— start of SUPPLIED MATERIAL —

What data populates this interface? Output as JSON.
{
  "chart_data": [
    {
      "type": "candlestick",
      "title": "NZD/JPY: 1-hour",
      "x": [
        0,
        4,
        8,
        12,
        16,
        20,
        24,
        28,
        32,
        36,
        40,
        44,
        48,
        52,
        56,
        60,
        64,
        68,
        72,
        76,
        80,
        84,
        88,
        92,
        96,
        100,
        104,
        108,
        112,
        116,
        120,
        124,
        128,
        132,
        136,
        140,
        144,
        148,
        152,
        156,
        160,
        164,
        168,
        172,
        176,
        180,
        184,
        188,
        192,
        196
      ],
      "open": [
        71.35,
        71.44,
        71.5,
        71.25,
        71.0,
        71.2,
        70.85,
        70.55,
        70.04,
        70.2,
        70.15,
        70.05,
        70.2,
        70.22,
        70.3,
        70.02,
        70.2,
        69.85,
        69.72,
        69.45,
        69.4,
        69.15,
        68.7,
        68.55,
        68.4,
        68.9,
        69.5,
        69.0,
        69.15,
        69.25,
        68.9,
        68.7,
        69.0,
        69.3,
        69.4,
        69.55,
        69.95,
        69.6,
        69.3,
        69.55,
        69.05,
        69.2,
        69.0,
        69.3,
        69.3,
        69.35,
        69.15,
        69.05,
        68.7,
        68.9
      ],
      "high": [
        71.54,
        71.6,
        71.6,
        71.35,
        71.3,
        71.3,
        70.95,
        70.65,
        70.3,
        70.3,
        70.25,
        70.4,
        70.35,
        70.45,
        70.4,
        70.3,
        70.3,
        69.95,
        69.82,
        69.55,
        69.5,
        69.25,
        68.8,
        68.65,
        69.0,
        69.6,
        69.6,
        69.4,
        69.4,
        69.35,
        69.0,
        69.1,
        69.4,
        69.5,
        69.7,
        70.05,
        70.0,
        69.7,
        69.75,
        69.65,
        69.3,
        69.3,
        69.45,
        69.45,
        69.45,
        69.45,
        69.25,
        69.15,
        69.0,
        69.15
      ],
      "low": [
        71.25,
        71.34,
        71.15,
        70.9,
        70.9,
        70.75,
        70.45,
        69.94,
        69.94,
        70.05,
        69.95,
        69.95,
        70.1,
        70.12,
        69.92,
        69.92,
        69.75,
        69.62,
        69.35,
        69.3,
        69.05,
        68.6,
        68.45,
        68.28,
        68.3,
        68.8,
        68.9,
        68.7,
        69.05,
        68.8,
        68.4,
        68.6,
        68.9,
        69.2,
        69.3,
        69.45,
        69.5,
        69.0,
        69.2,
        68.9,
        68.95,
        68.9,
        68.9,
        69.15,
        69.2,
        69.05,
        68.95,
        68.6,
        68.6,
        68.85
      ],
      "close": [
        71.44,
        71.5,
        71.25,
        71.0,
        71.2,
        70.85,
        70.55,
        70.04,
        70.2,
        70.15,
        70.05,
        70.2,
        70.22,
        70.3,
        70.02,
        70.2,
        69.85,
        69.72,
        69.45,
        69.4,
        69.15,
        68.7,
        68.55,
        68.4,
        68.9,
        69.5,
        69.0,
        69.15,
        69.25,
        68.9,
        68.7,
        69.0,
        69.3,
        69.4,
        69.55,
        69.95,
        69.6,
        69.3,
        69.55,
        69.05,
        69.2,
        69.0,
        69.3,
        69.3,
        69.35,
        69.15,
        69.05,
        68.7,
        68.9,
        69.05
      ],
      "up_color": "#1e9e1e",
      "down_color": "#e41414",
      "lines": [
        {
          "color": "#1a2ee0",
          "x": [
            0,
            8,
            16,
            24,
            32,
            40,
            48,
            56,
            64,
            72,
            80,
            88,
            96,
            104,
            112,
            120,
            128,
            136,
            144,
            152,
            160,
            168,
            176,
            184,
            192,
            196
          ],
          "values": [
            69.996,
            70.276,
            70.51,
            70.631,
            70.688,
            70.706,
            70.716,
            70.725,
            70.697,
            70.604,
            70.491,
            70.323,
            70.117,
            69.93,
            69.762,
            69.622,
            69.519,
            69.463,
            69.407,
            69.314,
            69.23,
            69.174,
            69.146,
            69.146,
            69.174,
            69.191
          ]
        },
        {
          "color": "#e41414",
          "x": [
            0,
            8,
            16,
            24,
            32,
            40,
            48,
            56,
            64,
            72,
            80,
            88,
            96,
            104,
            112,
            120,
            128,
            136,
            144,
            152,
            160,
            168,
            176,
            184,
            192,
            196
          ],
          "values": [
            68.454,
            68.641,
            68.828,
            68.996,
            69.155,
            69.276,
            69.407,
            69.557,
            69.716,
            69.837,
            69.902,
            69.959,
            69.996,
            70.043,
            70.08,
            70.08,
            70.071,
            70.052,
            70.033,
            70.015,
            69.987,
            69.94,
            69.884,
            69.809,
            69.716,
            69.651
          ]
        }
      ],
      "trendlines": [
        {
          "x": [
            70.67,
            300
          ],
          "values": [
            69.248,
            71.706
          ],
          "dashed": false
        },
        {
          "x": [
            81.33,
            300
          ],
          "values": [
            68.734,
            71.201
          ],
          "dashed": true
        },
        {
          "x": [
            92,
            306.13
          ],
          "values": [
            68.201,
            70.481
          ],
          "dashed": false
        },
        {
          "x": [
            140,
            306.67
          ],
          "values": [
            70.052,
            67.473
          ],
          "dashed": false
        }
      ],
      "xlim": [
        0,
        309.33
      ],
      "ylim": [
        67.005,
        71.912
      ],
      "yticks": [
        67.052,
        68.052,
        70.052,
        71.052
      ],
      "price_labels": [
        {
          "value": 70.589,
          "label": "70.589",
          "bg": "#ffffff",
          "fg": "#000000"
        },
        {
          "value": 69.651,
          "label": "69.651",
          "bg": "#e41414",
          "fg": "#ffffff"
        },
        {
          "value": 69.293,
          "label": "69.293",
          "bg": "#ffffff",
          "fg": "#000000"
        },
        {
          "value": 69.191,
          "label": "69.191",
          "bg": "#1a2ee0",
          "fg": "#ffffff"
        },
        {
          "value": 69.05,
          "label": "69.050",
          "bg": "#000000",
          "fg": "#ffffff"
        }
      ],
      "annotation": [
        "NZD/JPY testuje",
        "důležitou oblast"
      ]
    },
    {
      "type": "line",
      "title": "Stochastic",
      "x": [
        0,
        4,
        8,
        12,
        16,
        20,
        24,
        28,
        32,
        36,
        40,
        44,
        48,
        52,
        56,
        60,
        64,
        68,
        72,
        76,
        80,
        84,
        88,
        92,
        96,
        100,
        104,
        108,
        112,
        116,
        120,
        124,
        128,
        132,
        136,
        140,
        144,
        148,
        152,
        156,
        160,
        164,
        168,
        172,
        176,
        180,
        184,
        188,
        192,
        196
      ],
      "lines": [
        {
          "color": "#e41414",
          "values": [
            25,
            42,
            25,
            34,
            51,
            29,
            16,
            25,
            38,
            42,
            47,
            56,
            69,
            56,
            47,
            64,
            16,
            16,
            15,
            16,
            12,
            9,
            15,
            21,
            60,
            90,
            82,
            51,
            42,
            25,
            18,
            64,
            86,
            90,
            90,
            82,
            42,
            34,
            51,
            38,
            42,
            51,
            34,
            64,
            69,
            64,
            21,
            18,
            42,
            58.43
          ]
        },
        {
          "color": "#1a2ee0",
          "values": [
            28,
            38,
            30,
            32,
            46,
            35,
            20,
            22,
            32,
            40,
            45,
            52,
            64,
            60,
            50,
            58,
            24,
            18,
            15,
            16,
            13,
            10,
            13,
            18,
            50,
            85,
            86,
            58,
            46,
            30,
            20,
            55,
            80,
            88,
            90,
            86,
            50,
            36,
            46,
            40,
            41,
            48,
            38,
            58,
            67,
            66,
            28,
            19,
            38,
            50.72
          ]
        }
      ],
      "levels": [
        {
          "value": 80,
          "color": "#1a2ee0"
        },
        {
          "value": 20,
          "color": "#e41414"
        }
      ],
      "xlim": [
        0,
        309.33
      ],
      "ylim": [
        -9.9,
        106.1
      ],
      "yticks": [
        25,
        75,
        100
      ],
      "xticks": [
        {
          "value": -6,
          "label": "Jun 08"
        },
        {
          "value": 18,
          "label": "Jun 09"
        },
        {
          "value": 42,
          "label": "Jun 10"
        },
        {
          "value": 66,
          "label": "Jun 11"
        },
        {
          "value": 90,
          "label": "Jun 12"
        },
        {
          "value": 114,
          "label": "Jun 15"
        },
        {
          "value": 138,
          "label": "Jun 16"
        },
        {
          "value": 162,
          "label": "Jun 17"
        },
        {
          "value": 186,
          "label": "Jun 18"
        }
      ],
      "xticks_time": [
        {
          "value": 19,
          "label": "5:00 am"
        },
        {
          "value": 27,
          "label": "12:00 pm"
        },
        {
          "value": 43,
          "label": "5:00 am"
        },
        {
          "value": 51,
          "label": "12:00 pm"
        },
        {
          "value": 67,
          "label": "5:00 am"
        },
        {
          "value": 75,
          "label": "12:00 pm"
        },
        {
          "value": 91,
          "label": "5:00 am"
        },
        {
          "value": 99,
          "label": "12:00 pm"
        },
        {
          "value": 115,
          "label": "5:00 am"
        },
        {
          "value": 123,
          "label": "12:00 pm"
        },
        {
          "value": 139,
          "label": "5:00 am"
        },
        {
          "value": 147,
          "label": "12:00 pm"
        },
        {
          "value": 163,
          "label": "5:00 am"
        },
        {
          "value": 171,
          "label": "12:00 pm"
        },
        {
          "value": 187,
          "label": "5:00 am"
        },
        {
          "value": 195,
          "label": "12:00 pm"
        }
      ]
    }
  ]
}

— end of SUPPLIED MATERIAL —

OBJECTIVE: Among the lines above, count those containing the word "title" and give nothing but the result.

RIGHT ANSWER: 2